> _REQUIREMENT_: Every entry that follows should be reproduced exactly.

> _DATASET CONTENT_:
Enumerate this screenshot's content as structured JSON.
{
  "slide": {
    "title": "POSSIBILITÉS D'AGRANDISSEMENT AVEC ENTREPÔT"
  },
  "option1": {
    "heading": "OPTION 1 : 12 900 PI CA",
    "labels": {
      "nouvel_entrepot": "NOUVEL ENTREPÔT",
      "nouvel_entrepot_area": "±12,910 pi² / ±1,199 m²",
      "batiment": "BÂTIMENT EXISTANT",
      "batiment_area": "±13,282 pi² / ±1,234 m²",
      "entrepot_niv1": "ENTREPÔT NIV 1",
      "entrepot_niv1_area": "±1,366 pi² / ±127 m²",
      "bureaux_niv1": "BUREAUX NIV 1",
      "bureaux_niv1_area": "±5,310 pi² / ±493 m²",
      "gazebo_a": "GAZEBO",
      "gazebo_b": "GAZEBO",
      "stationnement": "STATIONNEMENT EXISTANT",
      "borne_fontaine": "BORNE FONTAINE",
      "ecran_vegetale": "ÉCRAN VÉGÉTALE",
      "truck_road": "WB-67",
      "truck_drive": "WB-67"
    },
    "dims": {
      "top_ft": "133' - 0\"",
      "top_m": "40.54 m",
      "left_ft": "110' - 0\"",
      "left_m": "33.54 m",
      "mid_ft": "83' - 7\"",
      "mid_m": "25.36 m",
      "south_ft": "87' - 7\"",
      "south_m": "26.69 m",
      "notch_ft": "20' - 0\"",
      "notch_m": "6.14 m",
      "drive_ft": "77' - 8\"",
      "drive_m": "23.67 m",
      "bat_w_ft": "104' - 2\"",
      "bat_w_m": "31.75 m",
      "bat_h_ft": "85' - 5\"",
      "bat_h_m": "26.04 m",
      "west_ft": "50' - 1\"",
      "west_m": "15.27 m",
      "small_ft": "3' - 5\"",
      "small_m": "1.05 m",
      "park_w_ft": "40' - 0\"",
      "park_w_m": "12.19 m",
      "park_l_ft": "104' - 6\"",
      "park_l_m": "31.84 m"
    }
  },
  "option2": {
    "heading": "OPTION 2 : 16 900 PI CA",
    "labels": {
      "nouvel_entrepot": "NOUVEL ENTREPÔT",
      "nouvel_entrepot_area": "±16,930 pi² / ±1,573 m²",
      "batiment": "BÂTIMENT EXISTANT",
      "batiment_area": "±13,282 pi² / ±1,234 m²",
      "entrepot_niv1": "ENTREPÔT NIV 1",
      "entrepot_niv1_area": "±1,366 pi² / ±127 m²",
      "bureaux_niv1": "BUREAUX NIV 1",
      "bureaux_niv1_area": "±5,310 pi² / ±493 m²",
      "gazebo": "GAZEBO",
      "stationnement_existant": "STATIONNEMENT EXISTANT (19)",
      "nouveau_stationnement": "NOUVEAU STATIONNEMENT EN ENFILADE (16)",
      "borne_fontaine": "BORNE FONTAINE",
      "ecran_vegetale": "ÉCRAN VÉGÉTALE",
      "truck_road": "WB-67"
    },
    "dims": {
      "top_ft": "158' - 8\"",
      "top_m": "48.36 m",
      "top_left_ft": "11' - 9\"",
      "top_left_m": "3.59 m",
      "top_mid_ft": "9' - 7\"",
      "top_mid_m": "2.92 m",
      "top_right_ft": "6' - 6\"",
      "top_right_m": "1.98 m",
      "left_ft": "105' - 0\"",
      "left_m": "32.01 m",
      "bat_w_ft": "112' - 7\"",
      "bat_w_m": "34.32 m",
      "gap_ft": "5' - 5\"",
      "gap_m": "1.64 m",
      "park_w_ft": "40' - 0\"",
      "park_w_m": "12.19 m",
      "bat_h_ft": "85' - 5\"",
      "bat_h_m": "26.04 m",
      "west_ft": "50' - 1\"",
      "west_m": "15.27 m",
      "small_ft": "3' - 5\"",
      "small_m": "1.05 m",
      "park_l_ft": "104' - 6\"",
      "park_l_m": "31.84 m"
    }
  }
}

> _EXERCISE RESPONSE_:
Enumerate this screenshot's content as structured JSON.
{
  "slide": {
    "title": "POSSIBILITÉS D'AGRANDISSEMENT AVEC ENTREPÔT"
  },
  "option1": {
    "heading": "OPTION 1 : 12 900 PI CA",
    "labels": {
      "nouvel_entrepot": "NOUVEL ENTREPÔT",
      "nouvel_entrepot_area": "±12,910 pi² / ±1,199 m²",
      "batiment": "BÂTIMENT EXISTANT",
      "batiment_area": "±13,282 pi² / ±1,234 m²",
      "entrepot_niv1": "ENTREPÔT NIV 1",
      "entrepot_niv1_area": "±1,366 pi² / ±127 m²",
      "bureaux_niv1": "BUREAUX NIV 1",
      "bureaux_niv1_area": "±5,310 pi² / ±493 m²",
      "gazebo_a": "GAZEBO",
      "gazebo_b": "GAZEBO",
      "stationnement": "STATIONNEMENT EXISTANT",
      "borne_fontaine": "BORNE FONTAINE",
      "ecran_vegetale": "ÉCRAN VÉGÉTALE",
      "truck_road": "WB-67",
      "truck_drive": "WB-67"
    },
    "dims": {
      "top_ft": "133' - 0\"",
      "top_m": "40.54 m",
      "left_ft": "110' - 0\"",
      "left_m": "33.54 m",
      "mid_ft": "83' - 7\"",
      "mid_m": "25.36 m",
      "south_ft": "87' - 7\"",
      "south_m": "26.69 m",
      "notch_ft": "20' - 0\"",
      "notch_m": "6.14 m",
      "drive_ft": "77' - 8\"",
      "drive_m": "23.67 m",
      "bat_w_ft": "104' - 2\"",
      "bat_w_m": "31.75 m",
      "bat_h_ft": "85' - 5\"",
      "bat_h_m": "26.04 m",
      "west_ft": "50' - 1\"",
      "west_m": "15.27 m",
      "small_ft": "3' - 5\"",
      "small_m": "1.05 m",
      "park_w_ft": "40' - 0\"",
      "park_w_m": "12.19 m",
      "park_l_ft": "104' - 6\"",
      "park_l_m": "31.84 m"
    }
  },
  "option2": {
    "heading": "OPTION 2 : 16 900 PI CA",
    "labels": {
      "nouvel_entrepot": "NOUVEL ENTREPÔT",
      "nouvel_entrepot_area": "±16,930 pi² / ±1,573 m²",
      "batiment": "BÂTIMENT EXISTANT",
      "batiment_area": "±13,282 pi² / ±1,234 m²",
      "entrepot_niv1": "ENTREPÔT NIV 1",
      "entrepot_niv1_area": "±1,366 pi² / ±127 m²",
      "bureaux_niv1": "BUREAUX NIV 1",
      "bureaux_niv1_area": "±5,310 pi² / ±493 m²",
      "gazebo": "GAZEBO",
      "stationnement_existant": "STATIONNEMENT EXISTANT (19)",
      "nouveau_stationnement": "NOUVEAU STATIONNEMENT EN ENFILADE (16)",
      "borne_fontaine": "BORNE FONTAINE",
      "ecran_vegetale": "ÉCRAN VÉGÉTALE",
      "truck_road": "WB-67"
    },
    "dims": {
      "top_ft": "158' - 8\"",
      "top_m": "48.36 m",
      "top_left_ft": "11' - 9\"",
      "top_left_m": "3.59 m",
      "top_mid_ft": "9' - 7\"",
      "top_mid_m": "2.92 m",
      "top_right_ft": "6' - 6\"",
      "top_right_m": "1.98 m",
      "left_ft": "105' - 0\"",
      "left_m": "32.01 m",
      "bat_w_ft": "112' - 7\"",
      "bat_w_m": "34.32 m",
      "gap_ft": "5' - 5\"",
      "gap_m": "1.64 m",
      "park_w_ft": "40' - 0\"",
      "park_w_m": "12.19 m",
      "bat_h_ft": "85' - 5\"",
      "bat_h_m": "26.04 m",
      "west_ft": "50' - 1\"",
      "west_m": "15.27 m",
      "small_ft": "3' - 5\"",
      "small_m": "1.05 m",
      "park_l_ft": "104' - 6\"",
      "park_l_m": "31.84 m"
    }
  }
}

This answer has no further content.